(Beginning of SOURCE DATA)
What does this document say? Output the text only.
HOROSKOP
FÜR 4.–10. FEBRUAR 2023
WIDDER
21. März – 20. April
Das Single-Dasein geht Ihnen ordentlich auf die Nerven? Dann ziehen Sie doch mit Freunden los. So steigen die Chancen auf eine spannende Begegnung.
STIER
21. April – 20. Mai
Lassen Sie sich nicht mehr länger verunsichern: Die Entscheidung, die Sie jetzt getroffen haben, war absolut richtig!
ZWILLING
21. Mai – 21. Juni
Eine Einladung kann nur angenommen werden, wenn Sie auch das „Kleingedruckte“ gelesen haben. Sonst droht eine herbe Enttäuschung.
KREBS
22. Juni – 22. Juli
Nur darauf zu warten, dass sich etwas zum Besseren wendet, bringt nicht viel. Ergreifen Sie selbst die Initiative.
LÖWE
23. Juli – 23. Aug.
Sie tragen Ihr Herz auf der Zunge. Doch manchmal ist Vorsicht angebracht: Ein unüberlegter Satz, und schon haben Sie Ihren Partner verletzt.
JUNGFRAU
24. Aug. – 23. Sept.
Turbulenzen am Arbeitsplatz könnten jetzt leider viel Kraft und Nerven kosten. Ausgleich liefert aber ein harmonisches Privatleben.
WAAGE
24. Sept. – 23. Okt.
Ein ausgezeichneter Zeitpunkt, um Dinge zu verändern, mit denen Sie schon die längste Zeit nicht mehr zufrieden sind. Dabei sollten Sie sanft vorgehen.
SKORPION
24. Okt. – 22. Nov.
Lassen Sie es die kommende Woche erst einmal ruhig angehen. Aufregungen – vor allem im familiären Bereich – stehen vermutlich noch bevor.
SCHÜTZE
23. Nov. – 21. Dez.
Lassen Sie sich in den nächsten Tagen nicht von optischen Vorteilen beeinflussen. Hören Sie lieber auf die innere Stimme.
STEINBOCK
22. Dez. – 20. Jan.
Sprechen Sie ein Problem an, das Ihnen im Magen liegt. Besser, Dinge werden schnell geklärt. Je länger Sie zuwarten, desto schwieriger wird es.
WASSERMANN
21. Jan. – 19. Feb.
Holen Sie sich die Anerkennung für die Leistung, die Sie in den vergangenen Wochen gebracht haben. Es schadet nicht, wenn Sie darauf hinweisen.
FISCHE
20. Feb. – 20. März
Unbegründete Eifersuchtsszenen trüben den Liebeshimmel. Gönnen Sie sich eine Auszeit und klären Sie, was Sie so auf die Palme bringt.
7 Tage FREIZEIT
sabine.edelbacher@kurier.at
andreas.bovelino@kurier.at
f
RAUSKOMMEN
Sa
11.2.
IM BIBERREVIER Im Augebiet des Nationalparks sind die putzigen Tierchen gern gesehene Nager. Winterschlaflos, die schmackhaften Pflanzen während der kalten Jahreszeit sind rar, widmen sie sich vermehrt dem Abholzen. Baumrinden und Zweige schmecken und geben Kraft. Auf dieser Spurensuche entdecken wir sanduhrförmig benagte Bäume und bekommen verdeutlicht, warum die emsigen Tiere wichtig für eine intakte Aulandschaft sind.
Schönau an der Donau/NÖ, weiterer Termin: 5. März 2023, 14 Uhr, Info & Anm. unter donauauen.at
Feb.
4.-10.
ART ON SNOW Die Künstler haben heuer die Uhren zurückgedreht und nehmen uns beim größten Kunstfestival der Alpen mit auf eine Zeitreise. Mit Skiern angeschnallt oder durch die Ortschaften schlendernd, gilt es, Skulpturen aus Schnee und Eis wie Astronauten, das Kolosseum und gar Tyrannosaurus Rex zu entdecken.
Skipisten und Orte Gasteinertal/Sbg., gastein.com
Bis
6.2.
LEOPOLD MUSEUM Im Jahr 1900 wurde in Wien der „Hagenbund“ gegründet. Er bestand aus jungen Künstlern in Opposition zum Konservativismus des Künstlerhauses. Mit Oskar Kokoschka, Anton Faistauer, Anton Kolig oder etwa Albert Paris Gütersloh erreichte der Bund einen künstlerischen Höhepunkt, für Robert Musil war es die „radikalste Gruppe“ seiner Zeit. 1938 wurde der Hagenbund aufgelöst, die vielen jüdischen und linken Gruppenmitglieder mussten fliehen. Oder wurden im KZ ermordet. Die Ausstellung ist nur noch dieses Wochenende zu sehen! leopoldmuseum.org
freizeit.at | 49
(End of SOURCE DATA)
* _WHAT IS NEEDED_
Once you have read the listing, copy it out exactly.

* _SOLVED EXERCISE_
What does this document say? Output the text only.
HOROSKOP
FÜR 4.–10. FEBRUAR 2023
WIDDER
21. März – 20. April
Das Single-Dasein geht Ihnen ordentlich auf die Nerven? Dann ziehen Sie doch mit Freunden los. So steigen die Chancen auf eine spannende Begegnung.
STIER
21. April – 20. Mai
Lassen Sie sich nicht mehr länger verunsichern: Die Entscheidung, die Sie jetzt getroffen haben, war absolut richtig!
ZWILLING
21. Mai – 21. Juni
Eine Einladung kann nur angenommen werden, wenn Sie auch das „Kleingedruckte“ gelesen haben. Sonst droht eine herbe Enttäuschung.
KREBS
22. Juni – 22. Juli
Nur darauf zu warten, dass sich etwas zum Besseren wendet, bringt nicht viel. Ergreifen Sie selbst die Initiative.
LÖWE
23. Juli – 23. Aug.
Sie tragen Ihr Herz auf der Zunge. Doch manchmal ist Vorsicht angebracht: Ein unüberlegter Satz, und schon haben Sie Ihren Partner verletzt.
JUNGFRAU
24. Aug. – 23. Sept.
Turbulenzen am Arbeitsplatz könnten jetzt leider viel Kraft und Nerven kosten. Ausgleich liefert aber ein harmonisches Privatleben.
WAAGE
24. Sept. – 23. Okt.
Ein ausgezeichneter Zeitpunkt, um Dinge zu verändern, mit denen Sie schon die längste Zeit nicht mehr zufrieden sind. Dabei sollten Sie sanft vorgehen.
SKORPION
24. Okt. – 22. Nov.
Lassen Sie es die kommende Woche erst einmal ruhig angehen. Aufregungen – vor allem im familiären Bereich – stehen vermutlich noch bevor.
SCHÜTZE
23. Nov. – 21. Dez.
Lassen Sie sich in den nächsten Tagen nicht von optischen Vorteilen beeinflussen. Hören Sie lieber auf die innere Stimme.
STEINBOCK
22. Dez. – 20. Jan.
Sprechen Sie ein Problem an, das Ihnen im Magen liegt. Besser, Dinge werden schnell geklärt. Je länger Sie zuwarten, desto schwieriger wird es.
WASSERMANN
21. Jan. – 19. Feb.
Holen Sie sich die Anerkennung für die Leistung, die Sie in den vergangenen Wochen gebracht haben. Es schadet nicht, wenn Sie darauf hinweisen.
FISCHE
20. Feb. – 20. März
Unbegründete Eifersuchtsszenen trüben den Liebeshimmel. Gönnen Sie sich eine Auszeit und klären Sie, was Sie so auf die Palme bringt.
7 Tage FREIZEIT
sabine.edelbacher@kurier.at
andreas.bovelino@kurier.at
f
RAUSKOMMEN
Sa
11.2.
IM BIBERREVIER Im Augebiet des Nationalparks sind die putzigen Tierchen gern gesehene Nager. Winterschlaflos, die schmackhaften Pflanzen während der kalten Jahreszeit sind rar, widmen sie sich vermehrt dem Abholzen. Baumrinden und Zweige schmecken und geben Kraft. Auf dieser Spurensuche entdecken wir sanduhrförmig benagte Bäume und bekommen verdeutlicht, warum die emsigen Tiere wichtig für eine intakte Aulandschaft sind.
Schönau an der Donau/NÖ, weiterer Termin: 5. März 2023, 14 Uhr, Info & Anm. unter donauauen.at
Feb.
4.-10.
ART ON SNOW Die Künstler haben heuer die Uhren zurückgedreht und nehmen uns beim größten Kunstfestival der Alpen mit auf eine Zeitreise. Mit Skiern angeschnallt oder durch die Ortschaften schlendernd, gilt es, Skulpturen aus Schnee und Eis wie Astronauten, das Kolosseum und gar Tyrannosaurus Rex zu entdecken.
Skipisten und Orte Gasteinertal/Sbg., gastein.com
Bis
6.2.
LEOPOLD MUSEUM Im Jahr 1900 wurde in Wien der „Hagenbund“ gegründet. Er bestand aus jungen Künstlern in Opposition zum Konservativismus des Künstlerhauses. Mit Oskar Kokoschka, Anton Faistauer, Anton Kolig oder etwa Albert Paris Gütersloh erreichte der Bund einen künstlerischen Höhepunkt, für Robert Musil war es die „radikalste Gruppe“ seiner Zeit. 1938 wurde der Hagenbund aufgelöst, die vielen jüdischen und linken Gruppenmitglieder mussten fliehen. Oder wurden im KZ ermordet. Die Ausstellung ist nur noch dieses Wochenende zu sehen! leopoldmuseum.org
freizeit.at | 49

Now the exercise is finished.